SHORT TASK: Find every line in the items below that contains the string "dfrac", and copy each of those lines in full.

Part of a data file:
-*-*-
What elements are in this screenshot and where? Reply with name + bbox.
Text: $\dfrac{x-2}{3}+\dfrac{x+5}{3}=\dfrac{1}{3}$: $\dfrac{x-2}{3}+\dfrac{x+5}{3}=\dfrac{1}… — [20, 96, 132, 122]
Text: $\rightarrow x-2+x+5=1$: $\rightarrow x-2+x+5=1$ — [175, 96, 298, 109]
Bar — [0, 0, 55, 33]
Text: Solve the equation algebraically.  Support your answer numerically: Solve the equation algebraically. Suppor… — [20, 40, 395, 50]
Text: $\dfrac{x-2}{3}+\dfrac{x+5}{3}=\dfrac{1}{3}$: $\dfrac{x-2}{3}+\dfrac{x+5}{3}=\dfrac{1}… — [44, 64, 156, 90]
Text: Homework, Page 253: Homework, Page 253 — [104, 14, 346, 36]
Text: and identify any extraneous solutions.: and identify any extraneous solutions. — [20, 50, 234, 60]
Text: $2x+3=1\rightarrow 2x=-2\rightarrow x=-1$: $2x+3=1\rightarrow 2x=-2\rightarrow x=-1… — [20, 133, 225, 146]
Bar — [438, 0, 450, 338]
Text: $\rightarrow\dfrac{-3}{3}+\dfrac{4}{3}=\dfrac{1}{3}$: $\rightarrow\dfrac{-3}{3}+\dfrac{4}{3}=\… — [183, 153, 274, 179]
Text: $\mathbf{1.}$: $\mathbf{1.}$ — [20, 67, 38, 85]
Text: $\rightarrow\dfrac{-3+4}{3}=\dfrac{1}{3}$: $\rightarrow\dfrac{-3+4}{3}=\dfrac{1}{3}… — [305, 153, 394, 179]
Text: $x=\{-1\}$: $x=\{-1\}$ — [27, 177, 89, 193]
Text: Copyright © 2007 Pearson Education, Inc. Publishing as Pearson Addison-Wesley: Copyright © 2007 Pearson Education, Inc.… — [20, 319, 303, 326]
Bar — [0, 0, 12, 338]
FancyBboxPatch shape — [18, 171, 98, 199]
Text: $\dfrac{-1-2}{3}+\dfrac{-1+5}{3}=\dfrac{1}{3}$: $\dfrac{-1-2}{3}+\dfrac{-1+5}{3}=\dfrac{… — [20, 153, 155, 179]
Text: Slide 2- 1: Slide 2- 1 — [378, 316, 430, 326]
-*-*-
TASK SOLUTION:
Text: $\dfrac{x-2}{3}+\dfrac{x+5}{3}=\dfrac{1}{3}$: $\dfrac{x-2}{3}+\dfrac{x+5}{3}=\dfrac{1}… — [20, 96, 132, 122]
Text: $\dfrac{x-2}{3}+\dfrac{x+5}{3}=\dfrac{1}{3}$: $\dfrac{x-2}{3}+\dfrac{x+5}{3}=\dfrac{1}… — [44, 64, 156, 90]
Text: $\rightarrow\dfrac{-3}{3}+\dfrac{4}{3}=\dfrac{1}{3}$: $\rightarrow\dfrac{-3}{3}+\dfrac{4}{3}=\… — [183, 153, 274, 179]
Text: $\rightarrow\dfrac{-3+4}{3}=\dfrac{1}{3}$: $\rightarrow\dfrac{-3+4}{3}=\dfrac{1}{3}… — [305, 153, 394, 179]
Text: $\dfrac{-1-2}{3}+\dfrac{-1+5}{3}=\dfrac{1}{3}$: $\dfrac{-1-2}{3}+\dfrac{-1+5}{3}=\dfrac{… — [20, 153, 155, 179]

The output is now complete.